---- MATERIAL PROVIDED

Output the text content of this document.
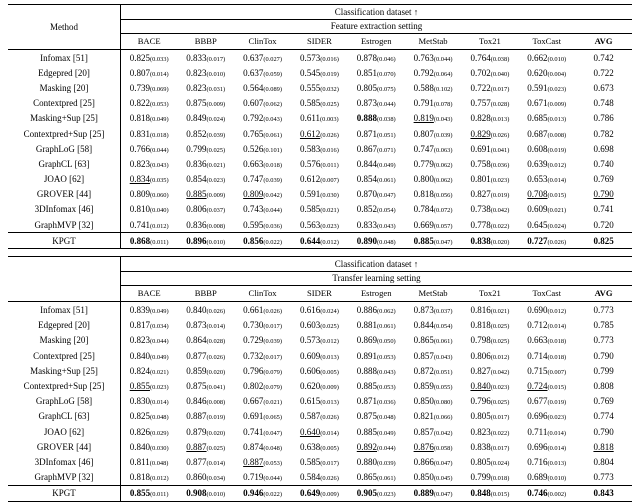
Method	Classification dataset ↑								
	Feature extraction setting								
	BACE	BBBP	ClinTox	SIDER	Estrogen	MetStab	Tox21	ToxCast	AVG
Infomax [51]	0.825(0.033)	0.833(0.017)	0.637(0.027)	0.573(0.016)	0.878(0.046)	0.763(0.044)	0.764(0.038)	0.662(0.010)	0.742
Edgepred [20]	0.807(0.014)	0.823(0.010)	0.637(0.059)	0.545(0.019)	0.851(0.070)	0.792(0.064)	0.702(0.040)	0.620(0.004)	0.722
Masking [20]	0.739(0.069)	0.823(0.031)	0.564(0.089)	0.555(0.032)	0.805(0.075)	0.588(0.102)	0.722(0.017)	0.591(0.023)	0.673
Contextpred [25]	0.822(0.053)	0.875(0.009)	0.607(0.062)	0.585(0.025)	0.873(0.044)	0.791(0.078)	0.757(0.028)	0.671(0.009)	0.748
Masking+Sup [25]	0.818(0.049)	0.849(0.024)	0.792(0.043)	0.611(0.003)	0.888(0.038)	0.819(0.043)	0.828(0.013)	0.685(0.013)	0.786
Contextpred+Sup [25]	0.831(0.018)	0.852(0.039)	0.765(0.061)	0.612(0.026)	0.871(0.051)	0.807(0.039)	0.829(0.026)	0.687(0.008)	0.782
GraphLoG [58]	0.766(0.044)	0.799(0.025)	0.526(0.101)	0.583(0.016)	0.867(0.071)	0.747(0.063)	0.691(0.041)	0.608(0.019)	0.698
GraphCL [63]	0.823(0.043)	0.836(0.021)	0.663(0.018)	0.576(0.011)	0.844(0.049)	0.779(0.062)	0.758(0.036)	0.639(0.012)	0.740
JOAO [62]	0.834(0.035)	0.854(0.023)	0.747(0.039)	0.612(0.007)	0.854(0.061)	0.800(0.062)	0.801(0.023)	0.653(0.014)	0.769
GROVER [44]	0.809(0.060)	0.885(0.009)	0.809(0.042)	0.591(0.030)	0.870(0.047)	0.818(0.056)	0.827(0.019)	0.708(0.015)	0.790
3DInfomax [46]	0.810(0.040)	0.806(0.037)	0.743(0.044)	0.585(0.021)	0.852(0.054)	0.784(0.072)	0.738(0.042)	0.609(0.021)	0.741
GraphMVP [32]	0.741(0.012)	0.836(0.008)	0.595(0.036)	0.563(0.023)	0.833(0.043)	0.669(0.057)	0.778(0.022)	0.645(0.024)	0.720
KPGT	0.868(0.011)	0.896(0.010)	0.856(0.022)	0.644(0.012)	0.890(0.048)	0.885(0.047)	0.838(0.020)	0.727(0.026)	0.825

	Classification dataset ↑								
	Transfer learning setting								
	BACE	BBBP	ClinTox	SIDER	Estrogen	MetStab	Tox21	ToxCast	AVG
Infomax [51]	0.839(0.049)	0.840(0.026)	0.661(0.026)	0.616(0.024)	0.886(0.062)	0.873(0.037)	0.816(0.021)	0.690(0.012)	0.773
Edgepred [20]	0.817(0.034)	0.873(0.014)	0.730(0.017)	0.603(0.025)	0.881(0.061)	0.844(0.054)	0.818(0.025)	0.712(0.014)	0.785
Masking [20]	0.823(0.044)	0.864(0.028)	0.729(0.039)	0.573(0.012)	0.869(0.050)	0.865(0.061)	0.798(0.025)	0.663(0.018)	0.773
Contextpred [25]	0.840(0.049)	0.877(0.026)	0.732(0.017)	0.609(0.013)	0.891(0.053)	0.857(0.043)	0.806(0.012)	0.714(0.018)	0.790
Masking+Sup [25]	0.824(0.021)	0.859(0.020)	0.796(0.079)	0.606(0.005)	0.888(0.043)	0.872(0.051)	0.827(0.042)	0.715(0.007)	0.799
Contextpred+Sup [25]	0.855(0.023)	0.875(0.041)	0.802(0.079)	0.620(0.009)	0.885(0.053)	0.859(0.055)	0.840(0.023)	0.724(0.015)	0.808
GraphLoG [58]	0.830(0.014)	0.846(0.008)	0.667(0.021)	0.615(0.013)	0.871(0.036)	0.850(0.080)	0.796(0.025)	0.677(0.019)	0.769
GraphCL [63]	0.825(0.048)	0.887(0.019)	0.691(0.065)	0.587(0.026)	0.875(0.048)	0.821(0.066)	0.805(0.017)	0.696(0.023)	0.774
JOAO [62]	0.826(0.029)	0.879(0.020)	0.741(0.047)	0.640(0.014)	0.885(0.049)	0.857(0.042)	0.823(0.022)	0.711(0.014)	0.790
GROVER [44]	0.840(0.030)	0.887(0.025)	0.874(0.048)	0.638(0.005)	0.892(0.044)	0.876(0.058)	0.838(0.017)	0.696(0.014)	0.818
3DInfomax [46]	0.811(0.048)	0.877(0.014)	0.887(0.053)	0.585(0.017)	0.880(0.039)	0.866(0.047)	0.805(0.024)	0.716(0.013)	0.804
GraphMVP [32]	0.818(0.012)	0.860(0.034)	0.719(0.044)	0.584(0.026)	0.865(0.061)	0.850(0.045)	0.799(0.018)	0.689(0.010)	0.773
KPGT	0.855(0.011)	0.908(0.010)	0.946(0.022)	0.649(0.009)	0.905(0.023)	0.889(0.047)	0.848(0.015)	0.746(0.002)	0.843
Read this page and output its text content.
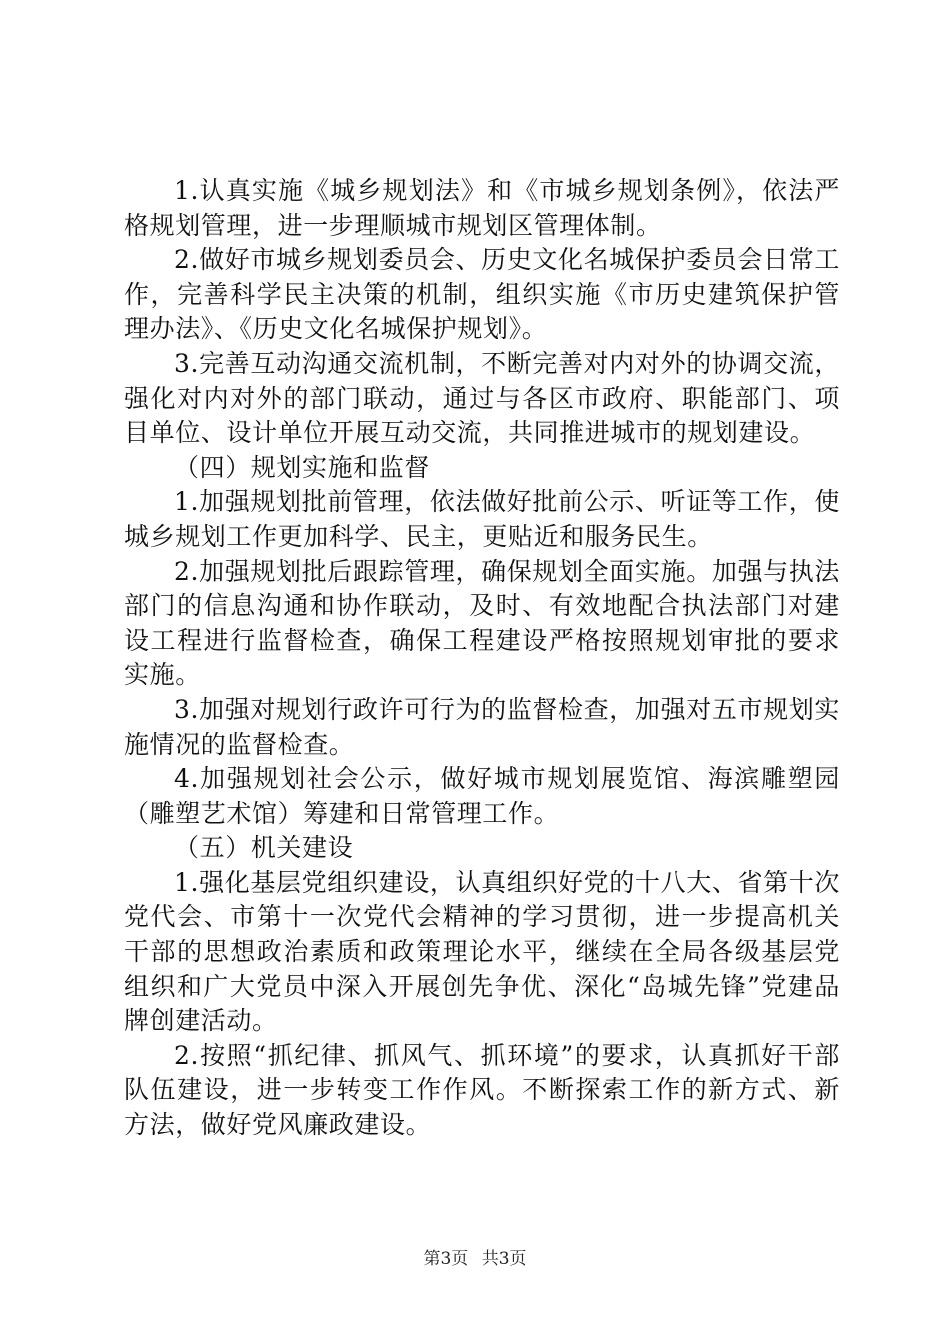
1.认真实施《城乡规划法》和《市城乡规划条例》，依法严格规划管理，进一步理顺城市规划区管理体制。

2.做好市城乡规划委员会、历史文化名城保护委员会日常工作，完善科学民主决策的机制，组织实施《市历史建筑保护管理办法》、《历史文化名城保护规划》。

3.完善互动沟通交流机制，不断完善对内对外的协调交流，强化对内对外的部门联动，通过与各区市政府、职能部门、项目单位、设计单位开展互动交流，共同推进城市的规划建设。

（四）规划实施和监督

1.加强规划批前管理，依法做好批前公示、听证等工作，使城乡规划工作更加科学、民主，更贴近和服务民生。

2.加强规划批后跟踪管理，确保规划全面实施。加强与执法部门的信息沟通和协作联动，及时、有效地配合执法部门对建设工程进行监督检查，确保工程建设严格按照规划审批的要求实施。

3.加强对规划行政许可行为的监督检查，加强对五市规划实施情况的监督检查。

4.加强规划社会公示，做好城市规划展览馆、海滨雕塑园（雕塑艺术馆）筹建和日常管理工作。

（五）机关建设

1.强化基层党组织建设，认真组织好党的十八大、省第十次党代会、市第十一次党代会精神的学习贯彻，进一步提高机关干部的思想政治素质和政策理论水平，继续在全局各级基层党组织和广大党员中深入开展创先争优、深化“岛城先锋”党建品牌创建活动。

2.按照“抓纪律、抓风气、抓环境”的要求，认真抓好干部队伍建设，进一步转变工作作风。不断探索工作的新方式、新方法，做好党风廉政建设。

第3页 共3页
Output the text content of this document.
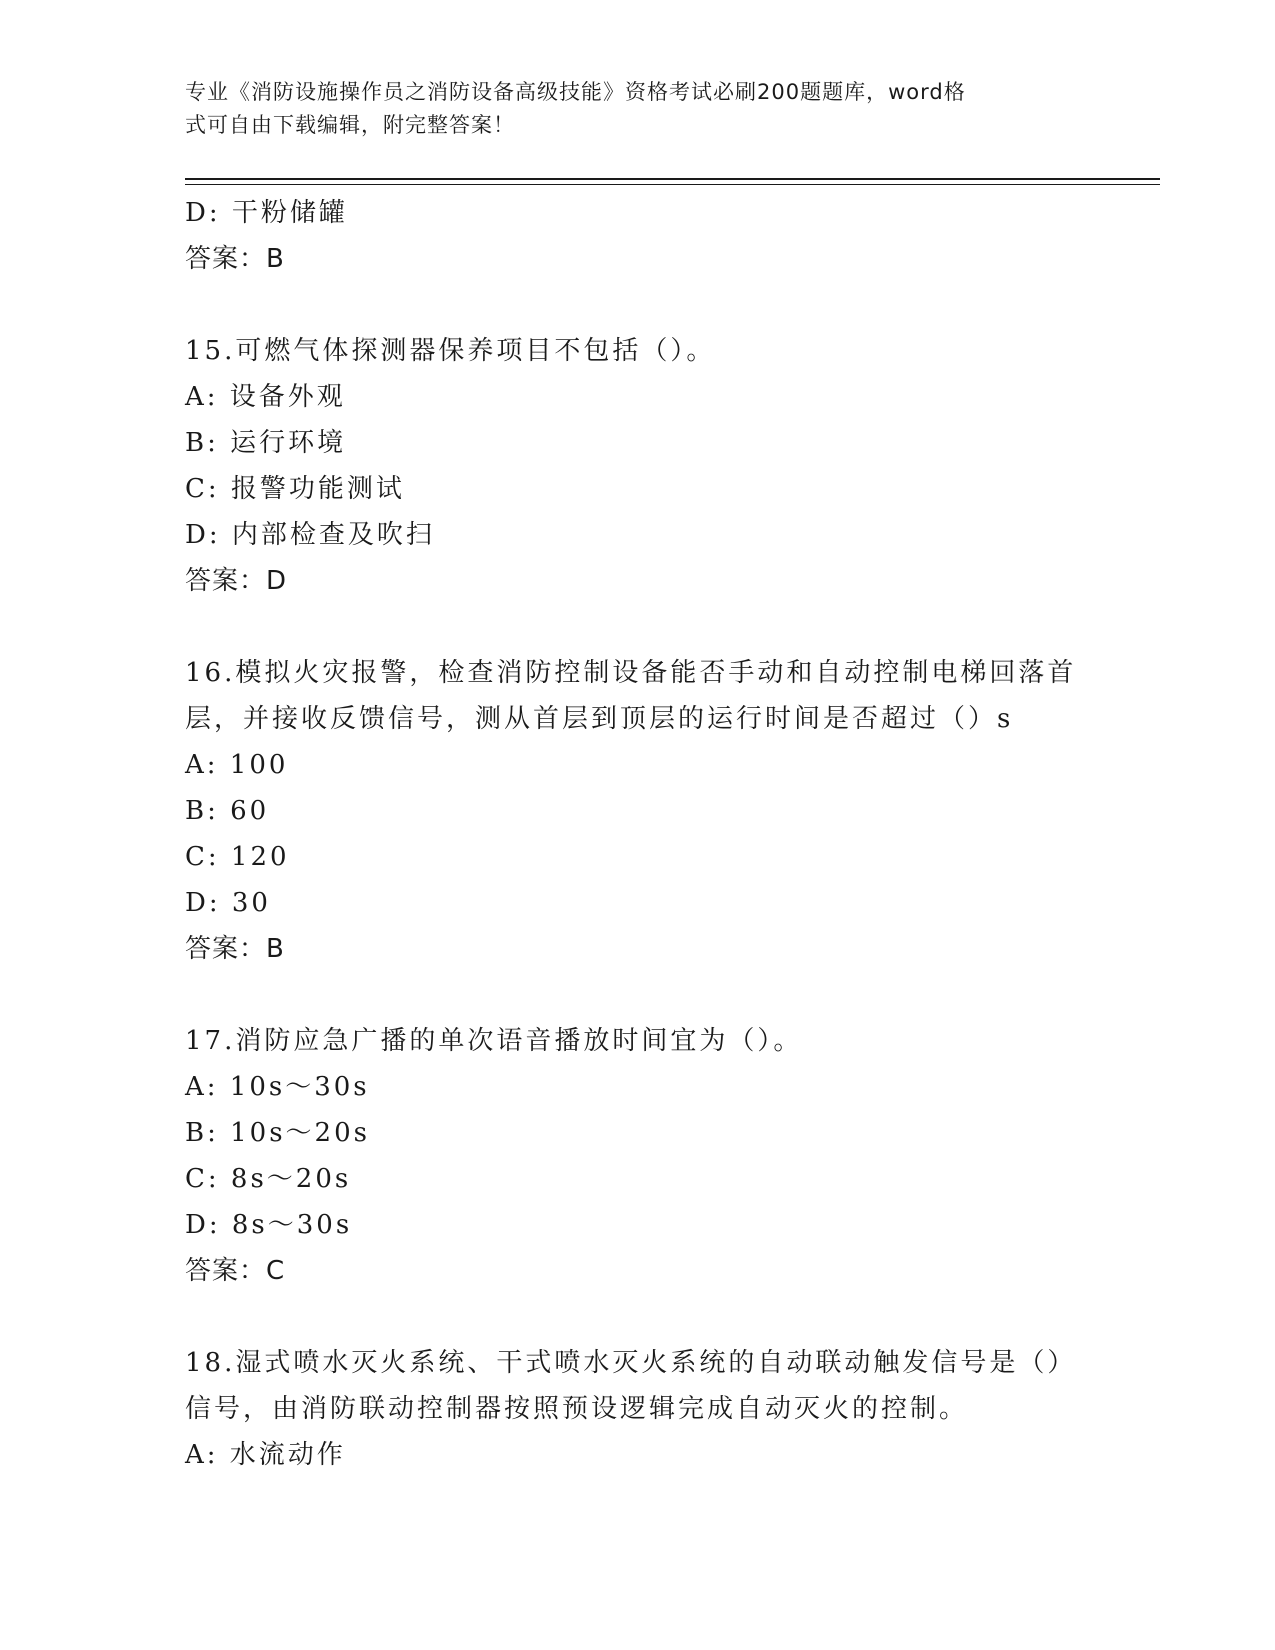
专业《消防设施操作员之消防设备高级技能》资格考试必刷200题题库，word格
式可自由下载编辑，附完整答案！
D: 干粉储罐
答案：B
15.可燃气体探测器保养项目不包括（）。
A: 设备外观
B: 运行环境
C: 报警功能测试
D: 内部检查及吹扫
答案：D
16.模拟火灾报警，检查消防控制设备能否手动和自动控制电梯回落首
层，并接收反馈信号，测从首层到顶层的运行时间是否超过（）s
A: 100
B: 60
C: 120
D: 30
答案：B
17.消防应急广播的单次语音播放时间宜为（）。
A: 10s～30s
B: 10s～20s
C: 8s～20s
D: 8s～30s
答案：C
18.湿式喷水灭火系统、干式喷水灭火系统的自动联动触发信号是（）
信号，由消防联动控制器按照预设逻辑完成自动灭火的控制。
A: 水流动作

--------

**WORK REQUIRED:**
Each line containing the word "JOAO" counts once; say how many such lines there are, giving only the number.

**SOLUTION BELOW:**
2